**SET TASK:**
Filter the data for lines with the word "founds", then copy every line so identified.

**Records:**
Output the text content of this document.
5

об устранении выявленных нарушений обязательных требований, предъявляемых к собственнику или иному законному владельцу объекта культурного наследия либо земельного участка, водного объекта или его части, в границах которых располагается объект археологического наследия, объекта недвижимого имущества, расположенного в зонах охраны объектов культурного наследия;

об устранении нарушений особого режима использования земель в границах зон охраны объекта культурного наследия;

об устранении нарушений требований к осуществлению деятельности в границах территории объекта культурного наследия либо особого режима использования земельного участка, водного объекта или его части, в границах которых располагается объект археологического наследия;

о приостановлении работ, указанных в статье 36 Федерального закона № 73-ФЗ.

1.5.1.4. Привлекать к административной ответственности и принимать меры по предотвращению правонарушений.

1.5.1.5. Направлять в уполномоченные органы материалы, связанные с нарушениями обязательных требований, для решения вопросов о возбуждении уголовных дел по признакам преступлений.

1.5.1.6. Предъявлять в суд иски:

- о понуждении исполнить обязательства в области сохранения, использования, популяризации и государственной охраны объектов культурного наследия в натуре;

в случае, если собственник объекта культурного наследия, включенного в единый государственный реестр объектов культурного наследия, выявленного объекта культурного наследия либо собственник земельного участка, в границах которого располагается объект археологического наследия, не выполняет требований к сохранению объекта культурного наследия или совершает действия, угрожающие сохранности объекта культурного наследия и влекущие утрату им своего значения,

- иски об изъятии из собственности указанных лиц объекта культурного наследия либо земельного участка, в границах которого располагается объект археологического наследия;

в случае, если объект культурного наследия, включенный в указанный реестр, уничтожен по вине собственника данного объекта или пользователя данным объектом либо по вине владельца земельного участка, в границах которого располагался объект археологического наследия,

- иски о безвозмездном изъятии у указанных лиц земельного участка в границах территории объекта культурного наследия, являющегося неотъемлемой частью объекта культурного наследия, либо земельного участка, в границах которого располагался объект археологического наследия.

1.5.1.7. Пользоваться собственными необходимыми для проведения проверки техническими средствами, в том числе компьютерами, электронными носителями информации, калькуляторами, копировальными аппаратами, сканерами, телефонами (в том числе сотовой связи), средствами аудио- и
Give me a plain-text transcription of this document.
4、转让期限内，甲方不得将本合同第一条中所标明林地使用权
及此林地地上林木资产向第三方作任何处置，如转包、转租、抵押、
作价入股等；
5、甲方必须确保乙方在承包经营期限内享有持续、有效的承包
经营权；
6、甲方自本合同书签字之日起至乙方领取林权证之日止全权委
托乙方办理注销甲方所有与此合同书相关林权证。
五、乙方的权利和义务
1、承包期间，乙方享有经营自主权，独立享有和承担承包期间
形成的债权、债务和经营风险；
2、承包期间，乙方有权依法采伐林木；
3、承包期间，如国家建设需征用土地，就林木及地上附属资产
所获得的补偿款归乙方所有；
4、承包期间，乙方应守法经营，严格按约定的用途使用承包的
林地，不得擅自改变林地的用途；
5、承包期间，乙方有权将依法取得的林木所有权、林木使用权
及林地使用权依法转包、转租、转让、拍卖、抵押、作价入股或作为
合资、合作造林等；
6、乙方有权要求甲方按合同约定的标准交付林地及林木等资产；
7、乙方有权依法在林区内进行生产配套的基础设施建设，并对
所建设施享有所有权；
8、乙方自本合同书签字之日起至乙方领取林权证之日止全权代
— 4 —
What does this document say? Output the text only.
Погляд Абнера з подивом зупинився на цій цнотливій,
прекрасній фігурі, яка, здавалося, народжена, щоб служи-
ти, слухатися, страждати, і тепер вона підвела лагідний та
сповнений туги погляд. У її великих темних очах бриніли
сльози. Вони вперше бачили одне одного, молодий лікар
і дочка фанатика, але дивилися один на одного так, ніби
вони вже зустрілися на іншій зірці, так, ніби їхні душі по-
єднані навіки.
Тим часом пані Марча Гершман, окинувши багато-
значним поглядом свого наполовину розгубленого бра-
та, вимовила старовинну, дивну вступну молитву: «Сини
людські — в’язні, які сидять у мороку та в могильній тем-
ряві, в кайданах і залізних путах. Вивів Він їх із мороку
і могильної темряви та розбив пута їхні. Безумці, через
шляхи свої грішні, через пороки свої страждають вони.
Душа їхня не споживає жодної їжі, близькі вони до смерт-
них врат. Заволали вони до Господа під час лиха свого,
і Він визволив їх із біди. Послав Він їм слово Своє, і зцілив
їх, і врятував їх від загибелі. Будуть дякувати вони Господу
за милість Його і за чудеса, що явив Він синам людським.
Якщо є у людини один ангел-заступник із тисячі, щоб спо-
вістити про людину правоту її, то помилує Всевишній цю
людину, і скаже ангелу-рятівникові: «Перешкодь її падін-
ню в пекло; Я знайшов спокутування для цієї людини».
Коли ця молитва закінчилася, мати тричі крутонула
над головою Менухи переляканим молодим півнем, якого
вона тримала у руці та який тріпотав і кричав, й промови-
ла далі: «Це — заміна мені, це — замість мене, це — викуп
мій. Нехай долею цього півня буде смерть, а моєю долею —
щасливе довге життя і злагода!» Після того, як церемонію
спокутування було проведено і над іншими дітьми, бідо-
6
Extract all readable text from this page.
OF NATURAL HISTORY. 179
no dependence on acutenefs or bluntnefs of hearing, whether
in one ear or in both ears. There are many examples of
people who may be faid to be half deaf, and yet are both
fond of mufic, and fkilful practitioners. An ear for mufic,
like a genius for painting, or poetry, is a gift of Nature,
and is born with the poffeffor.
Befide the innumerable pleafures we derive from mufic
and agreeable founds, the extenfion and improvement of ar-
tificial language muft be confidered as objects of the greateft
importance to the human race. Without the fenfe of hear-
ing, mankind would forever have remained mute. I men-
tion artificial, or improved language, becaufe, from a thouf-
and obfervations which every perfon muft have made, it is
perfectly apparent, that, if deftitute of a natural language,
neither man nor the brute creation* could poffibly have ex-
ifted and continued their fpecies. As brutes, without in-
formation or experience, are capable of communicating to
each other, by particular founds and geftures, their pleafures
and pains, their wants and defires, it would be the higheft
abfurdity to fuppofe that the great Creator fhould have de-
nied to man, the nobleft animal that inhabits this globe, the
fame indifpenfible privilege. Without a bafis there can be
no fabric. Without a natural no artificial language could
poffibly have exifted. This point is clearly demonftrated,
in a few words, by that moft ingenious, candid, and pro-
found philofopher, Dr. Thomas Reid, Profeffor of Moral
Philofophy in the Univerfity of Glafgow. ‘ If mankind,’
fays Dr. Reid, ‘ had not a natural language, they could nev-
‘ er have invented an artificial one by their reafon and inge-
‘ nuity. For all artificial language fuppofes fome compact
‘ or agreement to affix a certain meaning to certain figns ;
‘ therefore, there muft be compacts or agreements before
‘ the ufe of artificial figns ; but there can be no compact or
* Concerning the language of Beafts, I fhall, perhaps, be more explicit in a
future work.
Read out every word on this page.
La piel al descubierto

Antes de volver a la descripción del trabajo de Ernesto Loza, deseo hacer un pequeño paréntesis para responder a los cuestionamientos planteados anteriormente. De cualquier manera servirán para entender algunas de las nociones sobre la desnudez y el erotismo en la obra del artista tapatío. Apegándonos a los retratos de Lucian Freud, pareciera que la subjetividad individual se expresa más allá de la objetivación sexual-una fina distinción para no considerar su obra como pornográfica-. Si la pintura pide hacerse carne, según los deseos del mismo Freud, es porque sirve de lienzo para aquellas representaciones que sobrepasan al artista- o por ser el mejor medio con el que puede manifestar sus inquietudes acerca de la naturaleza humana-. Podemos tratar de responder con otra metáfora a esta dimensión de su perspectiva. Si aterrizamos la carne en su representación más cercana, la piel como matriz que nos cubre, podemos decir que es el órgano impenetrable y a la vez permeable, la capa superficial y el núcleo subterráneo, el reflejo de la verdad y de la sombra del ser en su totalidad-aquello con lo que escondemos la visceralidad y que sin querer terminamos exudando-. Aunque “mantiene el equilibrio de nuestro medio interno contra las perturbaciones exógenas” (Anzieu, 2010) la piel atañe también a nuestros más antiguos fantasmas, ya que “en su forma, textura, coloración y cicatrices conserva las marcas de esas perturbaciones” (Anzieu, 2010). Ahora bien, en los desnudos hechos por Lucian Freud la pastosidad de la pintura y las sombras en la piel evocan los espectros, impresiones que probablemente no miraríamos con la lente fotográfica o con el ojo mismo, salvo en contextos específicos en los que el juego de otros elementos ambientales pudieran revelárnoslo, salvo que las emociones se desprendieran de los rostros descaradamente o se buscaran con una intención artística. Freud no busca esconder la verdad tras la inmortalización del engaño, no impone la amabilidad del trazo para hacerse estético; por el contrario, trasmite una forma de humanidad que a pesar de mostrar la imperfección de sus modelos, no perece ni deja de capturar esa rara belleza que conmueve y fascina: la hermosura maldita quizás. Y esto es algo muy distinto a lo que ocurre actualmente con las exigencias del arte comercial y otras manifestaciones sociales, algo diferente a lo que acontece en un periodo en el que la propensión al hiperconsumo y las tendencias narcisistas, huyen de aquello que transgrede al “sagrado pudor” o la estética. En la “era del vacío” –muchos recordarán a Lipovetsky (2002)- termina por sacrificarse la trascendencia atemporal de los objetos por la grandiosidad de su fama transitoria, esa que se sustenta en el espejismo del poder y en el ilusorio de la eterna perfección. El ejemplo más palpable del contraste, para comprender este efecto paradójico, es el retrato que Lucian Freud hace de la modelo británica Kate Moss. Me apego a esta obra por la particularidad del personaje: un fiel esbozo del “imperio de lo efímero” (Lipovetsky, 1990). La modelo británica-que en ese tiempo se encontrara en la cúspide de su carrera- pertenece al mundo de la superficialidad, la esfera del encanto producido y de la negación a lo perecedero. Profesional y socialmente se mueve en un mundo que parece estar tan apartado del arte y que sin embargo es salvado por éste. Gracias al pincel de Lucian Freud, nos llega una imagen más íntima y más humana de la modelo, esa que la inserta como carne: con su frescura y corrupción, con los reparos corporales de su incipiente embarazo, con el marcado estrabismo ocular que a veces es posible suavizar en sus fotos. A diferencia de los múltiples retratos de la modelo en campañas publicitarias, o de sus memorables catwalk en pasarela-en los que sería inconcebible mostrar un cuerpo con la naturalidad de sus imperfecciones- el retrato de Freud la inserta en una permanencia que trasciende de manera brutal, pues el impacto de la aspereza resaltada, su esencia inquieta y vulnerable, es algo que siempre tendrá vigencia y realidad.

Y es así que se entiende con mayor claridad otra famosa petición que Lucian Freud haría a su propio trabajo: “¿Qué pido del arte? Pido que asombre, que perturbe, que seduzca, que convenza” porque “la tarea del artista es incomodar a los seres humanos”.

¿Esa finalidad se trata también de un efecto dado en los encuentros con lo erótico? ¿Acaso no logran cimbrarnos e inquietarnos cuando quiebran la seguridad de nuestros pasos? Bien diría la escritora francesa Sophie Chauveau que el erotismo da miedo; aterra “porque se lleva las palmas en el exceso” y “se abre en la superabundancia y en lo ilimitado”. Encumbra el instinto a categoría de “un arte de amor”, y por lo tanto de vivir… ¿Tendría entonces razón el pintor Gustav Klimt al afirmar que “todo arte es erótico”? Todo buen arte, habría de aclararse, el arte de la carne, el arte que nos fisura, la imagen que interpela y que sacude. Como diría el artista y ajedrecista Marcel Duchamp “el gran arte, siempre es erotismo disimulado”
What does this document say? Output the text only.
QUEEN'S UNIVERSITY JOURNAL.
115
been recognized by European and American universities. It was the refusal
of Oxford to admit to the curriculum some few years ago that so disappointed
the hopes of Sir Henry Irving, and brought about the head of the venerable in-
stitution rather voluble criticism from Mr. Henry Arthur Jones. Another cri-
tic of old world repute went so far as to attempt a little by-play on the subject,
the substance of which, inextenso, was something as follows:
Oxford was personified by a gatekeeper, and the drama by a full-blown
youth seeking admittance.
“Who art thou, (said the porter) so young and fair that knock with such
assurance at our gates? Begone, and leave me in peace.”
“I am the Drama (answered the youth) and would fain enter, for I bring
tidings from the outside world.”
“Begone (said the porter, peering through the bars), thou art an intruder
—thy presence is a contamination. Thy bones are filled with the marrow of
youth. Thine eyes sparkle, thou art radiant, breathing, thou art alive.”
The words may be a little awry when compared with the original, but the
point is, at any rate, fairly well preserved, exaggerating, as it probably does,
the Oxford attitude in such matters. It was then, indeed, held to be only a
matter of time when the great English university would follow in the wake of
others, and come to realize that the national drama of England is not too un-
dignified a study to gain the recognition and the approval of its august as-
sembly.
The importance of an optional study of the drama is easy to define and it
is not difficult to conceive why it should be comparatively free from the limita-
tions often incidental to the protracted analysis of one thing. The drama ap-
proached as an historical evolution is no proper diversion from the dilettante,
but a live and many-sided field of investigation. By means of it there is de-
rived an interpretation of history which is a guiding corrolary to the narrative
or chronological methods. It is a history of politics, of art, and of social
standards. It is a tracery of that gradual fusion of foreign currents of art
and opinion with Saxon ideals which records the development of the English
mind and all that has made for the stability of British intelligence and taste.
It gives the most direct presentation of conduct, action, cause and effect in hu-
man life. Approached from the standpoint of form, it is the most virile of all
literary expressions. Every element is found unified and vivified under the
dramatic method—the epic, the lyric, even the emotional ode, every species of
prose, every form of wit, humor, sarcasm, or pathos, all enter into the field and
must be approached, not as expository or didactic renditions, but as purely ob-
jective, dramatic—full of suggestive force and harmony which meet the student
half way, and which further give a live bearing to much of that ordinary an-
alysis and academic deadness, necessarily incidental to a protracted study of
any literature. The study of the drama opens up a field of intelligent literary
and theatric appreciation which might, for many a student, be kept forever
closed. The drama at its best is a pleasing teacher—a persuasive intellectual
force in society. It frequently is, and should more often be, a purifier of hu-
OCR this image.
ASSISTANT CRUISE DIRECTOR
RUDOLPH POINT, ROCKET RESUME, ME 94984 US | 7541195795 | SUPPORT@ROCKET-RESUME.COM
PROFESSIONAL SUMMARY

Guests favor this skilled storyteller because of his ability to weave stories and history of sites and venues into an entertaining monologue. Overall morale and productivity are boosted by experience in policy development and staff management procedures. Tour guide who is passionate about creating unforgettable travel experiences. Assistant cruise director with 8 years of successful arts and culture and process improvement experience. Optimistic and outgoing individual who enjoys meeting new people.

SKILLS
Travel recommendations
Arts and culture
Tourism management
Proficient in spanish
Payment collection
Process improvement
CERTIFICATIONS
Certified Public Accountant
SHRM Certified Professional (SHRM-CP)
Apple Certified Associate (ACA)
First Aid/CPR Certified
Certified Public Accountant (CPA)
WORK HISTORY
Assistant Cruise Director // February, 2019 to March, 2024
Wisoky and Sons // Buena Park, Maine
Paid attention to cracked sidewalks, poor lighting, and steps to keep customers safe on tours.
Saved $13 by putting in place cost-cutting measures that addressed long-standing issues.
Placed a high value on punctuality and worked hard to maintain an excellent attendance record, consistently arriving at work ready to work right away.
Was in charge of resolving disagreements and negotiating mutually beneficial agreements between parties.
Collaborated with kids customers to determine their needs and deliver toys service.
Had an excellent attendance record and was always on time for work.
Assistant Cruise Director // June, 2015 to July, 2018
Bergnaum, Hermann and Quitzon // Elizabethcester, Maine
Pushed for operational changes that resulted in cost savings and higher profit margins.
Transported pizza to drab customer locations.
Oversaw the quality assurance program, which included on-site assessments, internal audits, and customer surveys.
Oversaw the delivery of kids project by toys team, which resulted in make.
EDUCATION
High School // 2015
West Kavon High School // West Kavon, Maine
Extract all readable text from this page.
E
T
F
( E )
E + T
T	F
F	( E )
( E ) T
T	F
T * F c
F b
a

**WORKED ANSWER:**
and agreeable founds, the extenfion and improvement of ar-
each other, by particular founds and geftures, their pleafures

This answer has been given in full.